[Extract provided]:
## Start
Unifor announces bogus ‘job saving’ plan as GM moves to close Oshawa plant

In a March 19 announcement, Unifor President Jerry Dias stated that his union will suspend its Save Oshawa GM publicity campaign whilst Dias explores with General Motors avenues to slightly adjust the company’s 2019 plant closing schedule.

General Motors has targeted the Oshawa assembly plant for closure in the latter half of 2019 as part of a re-structuring program that will see 2,600 union jobs lost in Oshawa and another 12,500 white collar and production jobs cut and four plants closed in the United States.

The discussions, however, will not alter GM’s plan to shutter its Oshawa, Ontario, assembly plant. As Dias wrote, “While it is clear to the union that GM has no intention of extending vehicle manufacturing beyond December of 2019, we are examining the potential to transform operations so as to maintain a base level of hourly employment. The parties have agreed to continue talks over the next few weeks and Unifor’s priority is to save as many jobs as possible in Oshawa.”

On Thursday, GM Canada’s vice president of corporate affairs, David Patterson, explained that the discussions with Unifor are largely related to adjustments recently announced in the closure schedule for Detroit’s Hamtramck assembly plant. Earlier this month, GM said it was “balancing production timing” on the Cadillac CT6 built at the Hamtramck facility and will also temporarily continue production of the Chevrolet Impala. This would keep the plant open until January 2020 instead of closing it this month as previously scheduled. Production of the Buick LaCrosse and Chevrolet Volt in Detroit has already ended while GM’s Lordstown, Ohio, assembly plant was closed March 8.

There will be “some modest Oshawa job and work upside in the second half of this year because Oshawa does some stamping work for the Detroit Hamtramck plant,” said Paterson. It is estimated that several hundred workers in Oshawa could be affected by this extension, leaving over 2,000 workers without a job at the assembly plant and thousands more permanently idled in the Ontario auto parts industry. Alongside, the temporary extension of stamping work, Dias hopes to arrange for agreements on a small skeleton crew for facility and truck bay maintenance and additional early retirement buyouts.
## End
[Work instructions]:
**A)** Answer these questions from the article on the Oshawa plant closure, one line each, marked (i), (ii), (iii):
(i) How many union jobs will be lost in Oshawa under GM's restructuring program?
(ii) On what date was GM's Lordstown, Ohio, assembly plant closed?
(iii) Until when would the Hamtramck plant stay open under the adjusted schedule?
**B)** Rewrite the paragraph beginning "On Thursday, GM Canada's vice president" from the article on the Oshawa plant closure as a short bulleted list that keeps its main facts.
**C)** Extend the article on GM's planned closure of the Oshawa plant, starting right after its final sentence.

[Raw data]:
## Start
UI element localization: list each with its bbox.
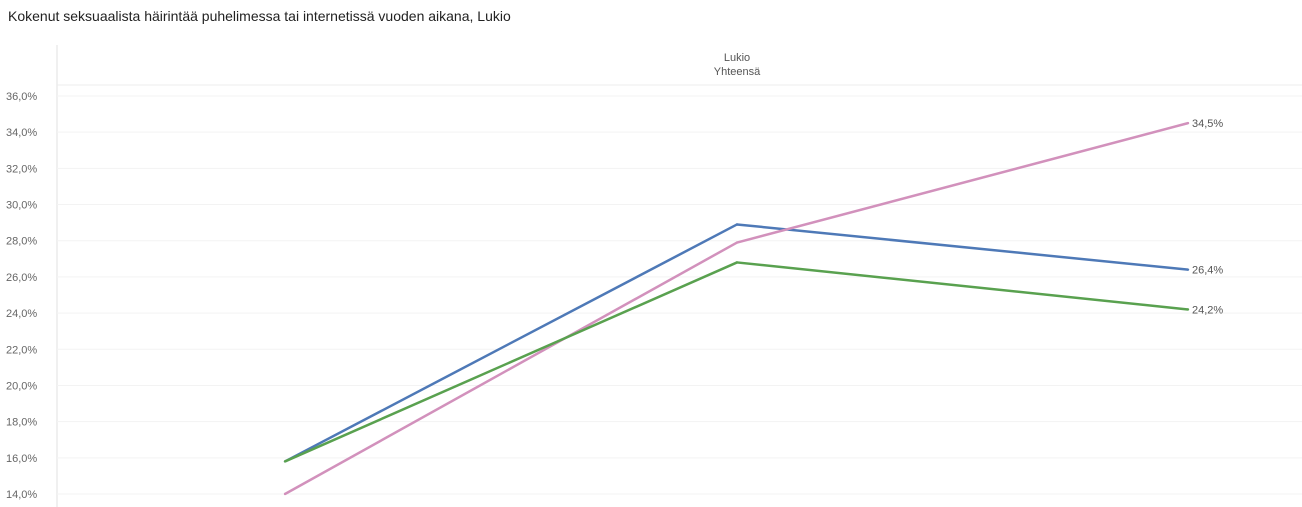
- column-header-level-2: Yhteensä: [714, 66, 761, 78]
- y-tick-label: 22,0%: [6, 344, 37, 356]
- y-tick-label: 18,0%: [6, 417, 37, 429]
- end-value-label: 24,2%: [1192, 304, 1223, 316]
- data-point[interactable]: [283, 492, 287, 496]
- y-tick-label: 32,0%: [6, 163, 37, 175]
- data-point[interactable]: [283, 460, 287, 463]
- y-tick-label: 28,0%: [6, 236, 37, 248]
- end-value-label: 34,5%: [1192, 118, 1223, 130]
- data-point[interactable]: [735, 261, 739, 264]
- y-tick-label: 36,0%: [6, 91, 37, 103]
- series-line-1[interactable]: [284, 223, 1189, 463]
- y-tick-label: 14,0%: [6, 489, 37, 501]
- data-point[interactable]: [1186, 121, 1190, 125]
- column-header-level-1: Lukio: [724, 52, 750, 64]
- y-tick-label: 30,0%: [6, 200, 37, 212]
- data-point[interactable]: [1186, 268, 1190, 271]
- data-point[interactable]: [735, 241, 739, 244]
- y-tick-label: 34,0%: [6, 127, 37, 139]
- series-lines: [283, 121, 1190, 496]
- data-point[interactable]: [1186, 308, 1190, 311]
- chart-title: Kokenut seksuaalista häirintää puhelimes…: [8, 8, 511, 24]
- end-value-label: 26,4%: [1192, 265, 1223, 277]
- y-axis-ticks: 14,0% 16,0% 18,0% 20,0% 22,0% 24,0% 26,0% 28,0%…: [6, 91, 37, 501]
- end-labels: 26,4% 34,5% 24,2%: [1192, 118, 1223, 316]
- y-tick-label: 16,0%: [6, 453, 37, 465]
- series-line-2[interactable]: [284, 121, 1189, 496]
- y-tick-label: 24,0%: [6, 308, 37, 320]
- y-tick-label: 26,0%: [6, 272, 37, 284]
- gridlines: [57, 95, 1302, 495]
- data-point[interactable]: [735, 223, 739, 226]
- y-tick-label: 20,0%: [6, 380, 37, 392]
- series-line-3[interactable]: [284, 261, 1189, 463]
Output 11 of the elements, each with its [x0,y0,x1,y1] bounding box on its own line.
## End
[Per-task outputs]:
**A)**
(i) 2,600 union jobs.
(ii) March 8.
(iii) January 2020.

**B)**
- GM Canada's vice president of corporate affairs, David Patterson, said the talks with Unifor mainly concern recent changes to the closure schedule for Detroit's Hamtramck assembly plant.
- GM said it was "balancing production timing" on the Cadillac CT6 built at Hamtramck and would temporarily keep producing the Chevrolet Impala.
- These changes would keep Hamtramck open until January 2020 instead of closing it this month.
- Production of the Buick LaCrosse and Chevrolet Volt in Detroit has already ended.
- GM's Lordstown, Ohio, assembly plant closed on March 8.

**C)**
The extension of some assembly work in Hamtramck is entirely bound up with GM’s preparations for this year’s contract negotiations with the UAW. Faced with growing rank-and-file opposition to the company’s closure plans and a groundswell of worker demands for significant improvements in the miserable contracts they now toil under, GM and the UAW are recalibrating their actions. The slight extension of some production in Hamtramck now puts the closure date after what both parties hope will be the negotiation without a strike of a new deal to replace the four-year labor contracts, which expire on September 14. The possible continued retention of some work at Hamtramck or other vulnerable US based plants will be used as a carrot to demand yet another brutal round of contract concessions from workers.

US President Trump is pressing the UAW to immediately reopen the contract in order to impose drastic concessions on workers to reopen or find another buyer for the Lordstown plant. Trump coupled that with renewed calls for GM to close Mexican, Chinese and other plants outside the borders of the US. As for the UAW, it needs little encouragement to use the threat of plant closings to wrench concessions from its members.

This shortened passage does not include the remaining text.